Data for the task
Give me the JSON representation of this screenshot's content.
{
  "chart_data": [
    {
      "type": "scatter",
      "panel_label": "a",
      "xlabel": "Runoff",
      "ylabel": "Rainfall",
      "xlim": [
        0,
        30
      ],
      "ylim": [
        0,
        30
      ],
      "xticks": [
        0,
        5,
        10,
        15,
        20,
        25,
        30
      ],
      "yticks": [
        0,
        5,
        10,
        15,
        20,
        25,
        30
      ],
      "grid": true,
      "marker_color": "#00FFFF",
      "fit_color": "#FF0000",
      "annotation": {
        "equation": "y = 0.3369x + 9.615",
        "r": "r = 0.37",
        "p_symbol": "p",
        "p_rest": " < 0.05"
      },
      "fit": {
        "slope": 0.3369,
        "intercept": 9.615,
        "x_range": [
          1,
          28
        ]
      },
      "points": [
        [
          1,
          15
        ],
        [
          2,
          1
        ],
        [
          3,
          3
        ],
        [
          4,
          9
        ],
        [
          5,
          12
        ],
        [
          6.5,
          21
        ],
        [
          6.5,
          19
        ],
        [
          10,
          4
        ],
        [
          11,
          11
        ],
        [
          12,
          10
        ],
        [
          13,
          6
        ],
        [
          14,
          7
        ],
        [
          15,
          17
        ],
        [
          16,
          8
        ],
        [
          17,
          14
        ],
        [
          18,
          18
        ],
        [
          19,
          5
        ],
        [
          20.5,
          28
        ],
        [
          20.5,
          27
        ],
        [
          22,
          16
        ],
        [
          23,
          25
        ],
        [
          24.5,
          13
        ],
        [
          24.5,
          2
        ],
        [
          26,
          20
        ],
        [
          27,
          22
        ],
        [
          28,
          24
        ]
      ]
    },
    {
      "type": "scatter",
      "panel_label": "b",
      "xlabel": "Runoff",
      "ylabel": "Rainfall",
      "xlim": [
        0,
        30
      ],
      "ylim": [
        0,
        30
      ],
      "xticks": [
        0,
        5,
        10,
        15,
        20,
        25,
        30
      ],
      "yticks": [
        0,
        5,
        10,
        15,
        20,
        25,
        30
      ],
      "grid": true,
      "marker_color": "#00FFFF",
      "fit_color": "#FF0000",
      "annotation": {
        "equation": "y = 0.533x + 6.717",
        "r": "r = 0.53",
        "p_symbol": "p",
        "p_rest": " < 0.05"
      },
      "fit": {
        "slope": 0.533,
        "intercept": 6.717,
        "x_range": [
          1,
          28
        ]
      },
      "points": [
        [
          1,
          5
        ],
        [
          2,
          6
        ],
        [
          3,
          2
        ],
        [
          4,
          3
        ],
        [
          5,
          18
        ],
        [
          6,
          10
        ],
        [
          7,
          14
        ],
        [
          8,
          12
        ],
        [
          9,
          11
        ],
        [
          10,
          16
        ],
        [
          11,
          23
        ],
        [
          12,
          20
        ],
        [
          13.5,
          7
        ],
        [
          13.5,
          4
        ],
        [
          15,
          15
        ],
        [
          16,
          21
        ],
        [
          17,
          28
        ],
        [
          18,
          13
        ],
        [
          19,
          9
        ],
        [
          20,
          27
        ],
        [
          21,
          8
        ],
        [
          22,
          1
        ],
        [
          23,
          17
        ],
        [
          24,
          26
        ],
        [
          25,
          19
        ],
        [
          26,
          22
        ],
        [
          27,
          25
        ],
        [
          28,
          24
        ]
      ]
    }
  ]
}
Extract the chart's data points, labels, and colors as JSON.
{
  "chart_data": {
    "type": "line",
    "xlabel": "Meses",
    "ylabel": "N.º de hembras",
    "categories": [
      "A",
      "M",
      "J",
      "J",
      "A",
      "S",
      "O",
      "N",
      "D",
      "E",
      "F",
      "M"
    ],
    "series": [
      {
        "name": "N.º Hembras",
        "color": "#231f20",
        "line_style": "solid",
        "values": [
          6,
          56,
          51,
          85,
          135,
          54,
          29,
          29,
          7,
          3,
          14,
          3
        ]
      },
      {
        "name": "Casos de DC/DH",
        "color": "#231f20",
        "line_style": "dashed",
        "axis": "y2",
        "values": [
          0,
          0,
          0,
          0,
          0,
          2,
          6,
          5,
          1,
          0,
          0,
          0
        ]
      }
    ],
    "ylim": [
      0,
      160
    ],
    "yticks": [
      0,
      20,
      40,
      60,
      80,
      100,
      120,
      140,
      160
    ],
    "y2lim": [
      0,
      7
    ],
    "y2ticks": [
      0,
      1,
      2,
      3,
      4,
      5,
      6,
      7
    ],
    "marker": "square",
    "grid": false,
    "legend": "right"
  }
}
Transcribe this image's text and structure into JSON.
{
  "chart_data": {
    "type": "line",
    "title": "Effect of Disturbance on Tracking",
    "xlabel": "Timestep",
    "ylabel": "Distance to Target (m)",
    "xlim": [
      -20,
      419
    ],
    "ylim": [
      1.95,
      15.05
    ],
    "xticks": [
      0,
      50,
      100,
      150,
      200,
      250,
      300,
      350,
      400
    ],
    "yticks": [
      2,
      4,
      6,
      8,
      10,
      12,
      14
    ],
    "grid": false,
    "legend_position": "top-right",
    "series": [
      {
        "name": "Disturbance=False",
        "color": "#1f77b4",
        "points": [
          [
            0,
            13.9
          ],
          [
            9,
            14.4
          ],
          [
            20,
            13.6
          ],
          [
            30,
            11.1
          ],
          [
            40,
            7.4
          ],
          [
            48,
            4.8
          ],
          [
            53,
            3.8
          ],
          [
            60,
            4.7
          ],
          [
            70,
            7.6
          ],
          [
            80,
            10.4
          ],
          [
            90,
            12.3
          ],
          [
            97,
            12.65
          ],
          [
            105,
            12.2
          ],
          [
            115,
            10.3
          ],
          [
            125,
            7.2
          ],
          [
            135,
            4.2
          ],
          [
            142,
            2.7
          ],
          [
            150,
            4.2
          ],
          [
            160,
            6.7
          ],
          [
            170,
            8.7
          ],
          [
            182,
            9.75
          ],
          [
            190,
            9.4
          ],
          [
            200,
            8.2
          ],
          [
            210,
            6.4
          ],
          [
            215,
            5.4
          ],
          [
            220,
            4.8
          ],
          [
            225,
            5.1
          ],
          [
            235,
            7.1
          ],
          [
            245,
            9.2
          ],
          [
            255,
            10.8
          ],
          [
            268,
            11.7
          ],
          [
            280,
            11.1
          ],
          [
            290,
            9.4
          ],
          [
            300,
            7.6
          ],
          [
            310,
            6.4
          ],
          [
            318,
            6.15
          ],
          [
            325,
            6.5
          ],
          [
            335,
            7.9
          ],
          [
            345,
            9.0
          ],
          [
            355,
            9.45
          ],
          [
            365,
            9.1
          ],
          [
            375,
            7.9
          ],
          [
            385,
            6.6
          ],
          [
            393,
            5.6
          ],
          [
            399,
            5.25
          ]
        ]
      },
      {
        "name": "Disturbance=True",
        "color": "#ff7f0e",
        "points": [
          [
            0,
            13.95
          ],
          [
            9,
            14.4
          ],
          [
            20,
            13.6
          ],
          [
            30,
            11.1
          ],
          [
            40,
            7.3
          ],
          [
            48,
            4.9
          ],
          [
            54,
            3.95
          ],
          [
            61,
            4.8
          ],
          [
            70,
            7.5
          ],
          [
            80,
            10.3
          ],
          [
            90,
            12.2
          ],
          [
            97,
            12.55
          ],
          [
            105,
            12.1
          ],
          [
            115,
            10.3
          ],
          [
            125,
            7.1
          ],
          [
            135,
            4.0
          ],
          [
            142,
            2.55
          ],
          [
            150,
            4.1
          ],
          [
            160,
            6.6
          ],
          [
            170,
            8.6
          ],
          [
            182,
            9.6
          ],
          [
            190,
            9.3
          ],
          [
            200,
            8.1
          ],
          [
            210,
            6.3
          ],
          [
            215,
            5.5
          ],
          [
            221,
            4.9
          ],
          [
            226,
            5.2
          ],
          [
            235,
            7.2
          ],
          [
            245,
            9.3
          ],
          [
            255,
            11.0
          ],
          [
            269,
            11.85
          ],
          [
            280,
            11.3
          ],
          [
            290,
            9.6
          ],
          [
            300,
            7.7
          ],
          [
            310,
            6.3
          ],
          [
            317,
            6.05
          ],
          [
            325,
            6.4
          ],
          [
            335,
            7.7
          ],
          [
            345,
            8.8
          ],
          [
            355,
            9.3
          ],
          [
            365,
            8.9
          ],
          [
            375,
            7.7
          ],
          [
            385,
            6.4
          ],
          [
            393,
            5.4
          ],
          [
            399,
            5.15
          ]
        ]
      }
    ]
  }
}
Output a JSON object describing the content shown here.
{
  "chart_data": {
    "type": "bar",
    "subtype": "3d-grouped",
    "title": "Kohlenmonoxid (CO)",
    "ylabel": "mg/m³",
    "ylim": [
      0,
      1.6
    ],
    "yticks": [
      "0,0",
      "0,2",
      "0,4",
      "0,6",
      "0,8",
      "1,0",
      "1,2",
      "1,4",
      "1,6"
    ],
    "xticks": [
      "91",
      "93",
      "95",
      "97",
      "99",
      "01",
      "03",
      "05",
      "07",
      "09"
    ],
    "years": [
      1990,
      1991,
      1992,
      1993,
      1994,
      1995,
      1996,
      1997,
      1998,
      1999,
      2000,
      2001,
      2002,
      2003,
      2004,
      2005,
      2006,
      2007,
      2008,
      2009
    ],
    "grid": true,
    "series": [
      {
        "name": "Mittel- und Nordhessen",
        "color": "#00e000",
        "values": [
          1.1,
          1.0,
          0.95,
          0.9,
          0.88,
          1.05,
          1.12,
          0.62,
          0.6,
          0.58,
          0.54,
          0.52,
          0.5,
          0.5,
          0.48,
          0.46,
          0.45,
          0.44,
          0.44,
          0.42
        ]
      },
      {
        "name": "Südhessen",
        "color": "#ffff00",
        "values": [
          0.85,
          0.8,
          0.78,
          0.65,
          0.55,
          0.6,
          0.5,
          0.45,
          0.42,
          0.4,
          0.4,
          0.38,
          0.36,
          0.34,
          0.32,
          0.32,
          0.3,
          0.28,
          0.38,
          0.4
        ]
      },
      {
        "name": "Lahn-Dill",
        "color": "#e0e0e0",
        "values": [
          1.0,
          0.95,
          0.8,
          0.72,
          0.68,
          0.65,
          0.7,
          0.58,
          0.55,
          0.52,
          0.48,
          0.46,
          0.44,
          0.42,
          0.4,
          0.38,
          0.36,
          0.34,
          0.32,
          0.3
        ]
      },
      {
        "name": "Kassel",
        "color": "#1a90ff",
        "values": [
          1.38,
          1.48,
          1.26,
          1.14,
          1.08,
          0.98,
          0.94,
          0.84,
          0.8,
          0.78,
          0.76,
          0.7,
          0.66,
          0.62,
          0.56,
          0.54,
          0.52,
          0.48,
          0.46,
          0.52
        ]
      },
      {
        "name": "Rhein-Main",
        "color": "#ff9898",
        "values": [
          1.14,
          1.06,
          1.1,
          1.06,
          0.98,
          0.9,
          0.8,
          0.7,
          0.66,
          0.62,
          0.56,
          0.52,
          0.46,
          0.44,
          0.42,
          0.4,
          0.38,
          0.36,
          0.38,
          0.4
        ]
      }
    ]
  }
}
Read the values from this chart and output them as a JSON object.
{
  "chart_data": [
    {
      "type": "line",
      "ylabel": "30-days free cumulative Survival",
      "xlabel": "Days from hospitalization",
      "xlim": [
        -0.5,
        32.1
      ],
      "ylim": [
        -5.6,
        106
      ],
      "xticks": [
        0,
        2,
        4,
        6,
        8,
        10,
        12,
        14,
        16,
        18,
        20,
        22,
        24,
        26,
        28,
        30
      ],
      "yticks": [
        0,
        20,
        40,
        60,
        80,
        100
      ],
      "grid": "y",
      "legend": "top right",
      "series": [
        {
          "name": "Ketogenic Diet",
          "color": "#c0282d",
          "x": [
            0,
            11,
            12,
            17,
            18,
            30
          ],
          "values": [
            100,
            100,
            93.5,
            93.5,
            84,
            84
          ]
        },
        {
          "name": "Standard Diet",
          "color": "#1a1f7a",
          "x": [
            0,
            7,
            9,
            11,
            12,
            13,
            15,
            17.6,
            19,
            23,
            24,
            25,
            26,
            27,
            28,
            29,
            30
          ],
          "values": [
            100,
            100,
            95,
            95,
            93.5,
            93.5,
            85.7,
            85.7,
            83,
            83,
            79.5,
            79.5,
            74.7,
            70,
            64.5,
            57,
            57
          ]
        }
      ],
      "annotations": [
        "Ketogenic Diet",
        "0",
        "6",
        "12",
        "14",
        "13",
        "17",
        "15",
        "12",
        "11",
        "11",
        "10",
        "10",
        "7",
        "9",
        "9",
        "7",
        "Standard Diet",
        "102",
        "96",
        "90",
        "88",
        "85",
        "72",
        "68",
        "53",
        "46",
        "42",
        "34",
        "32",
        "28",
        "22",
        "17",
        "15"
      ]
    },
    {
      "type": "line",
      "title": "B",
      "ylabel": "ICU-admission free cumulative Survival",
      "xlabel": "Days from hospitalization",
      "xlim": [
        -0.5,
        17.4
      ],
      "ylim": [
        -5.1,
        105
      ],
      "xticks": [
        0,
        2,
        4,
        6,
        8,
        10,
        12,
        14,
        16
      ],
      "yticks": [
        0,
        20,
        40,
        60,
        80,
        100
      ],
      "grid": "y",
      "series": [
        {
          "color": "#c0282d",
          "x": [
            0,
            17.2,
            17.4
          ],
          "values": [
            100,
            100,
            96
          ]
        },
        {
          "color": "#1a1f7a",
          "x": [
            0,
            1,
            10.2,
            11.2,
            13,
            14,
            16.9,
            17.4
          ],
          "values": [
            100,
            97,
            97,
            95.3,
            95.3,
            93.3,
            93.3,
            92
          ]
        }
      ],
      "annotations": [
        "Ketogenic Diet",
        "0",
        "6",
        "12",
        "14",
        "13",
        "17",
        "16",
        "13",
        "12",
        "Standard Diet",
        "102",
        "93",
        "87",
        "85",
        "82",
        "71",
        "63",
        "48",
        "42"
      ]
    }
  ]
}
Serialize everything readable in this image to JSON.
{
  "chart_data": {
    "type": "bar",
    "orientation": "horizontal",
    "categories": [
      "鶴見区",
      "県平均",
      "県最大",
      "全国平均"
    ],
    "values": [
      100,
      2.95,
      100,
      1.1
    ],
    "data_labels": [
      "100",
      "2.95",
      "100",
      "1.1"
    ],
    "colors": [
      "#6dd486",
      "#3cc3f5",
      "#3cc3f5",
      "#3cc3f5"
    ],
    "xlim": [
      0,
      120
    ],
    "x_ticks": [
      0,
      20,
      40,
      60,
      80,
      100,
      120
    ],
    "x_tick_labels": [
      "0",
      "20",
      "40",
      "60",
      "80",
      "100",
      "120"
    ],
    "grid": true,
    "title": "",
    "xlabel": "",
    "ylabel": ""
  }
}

Task instructions
Nothing outside the span should appear: transcribe the lines from the one containing "Serialize everything readable" through the last line of the records.

Solution to the exercise
Serialize everything readable in this image to JSON.
{
  "chart_data": {
    "type": "bar",
    "orientation": "horizontal",
    "categories": [
      "鶴見区",
      "県平均",
      "県最大",
      "全国平均"
    ],
    "values": [
      100,
      2.95,
      100,
      1.1
    ],
    "data_labels": [
      "100",
      "2.95",
      "100",
      "1.1"
    ],
    "colors": [
      "#6dd486",
      "#3cc3f5",
      "#3cc3f5",
      "#3cc3f5"
    ],
    "xlim": [
      0,
      120
    ],
    "x_ticks": [
      0,
      20,
      40,
      60,
      80,
      100,
      120
    ],
    "x_tick_labels": [
      "0",
      "20",
      "40",
      "60",
      "80",
      "100",
      "120"
    ],
    "grid": true,
    "title": "",
    "xlabel": "",
    "ylabel": ""
  }
}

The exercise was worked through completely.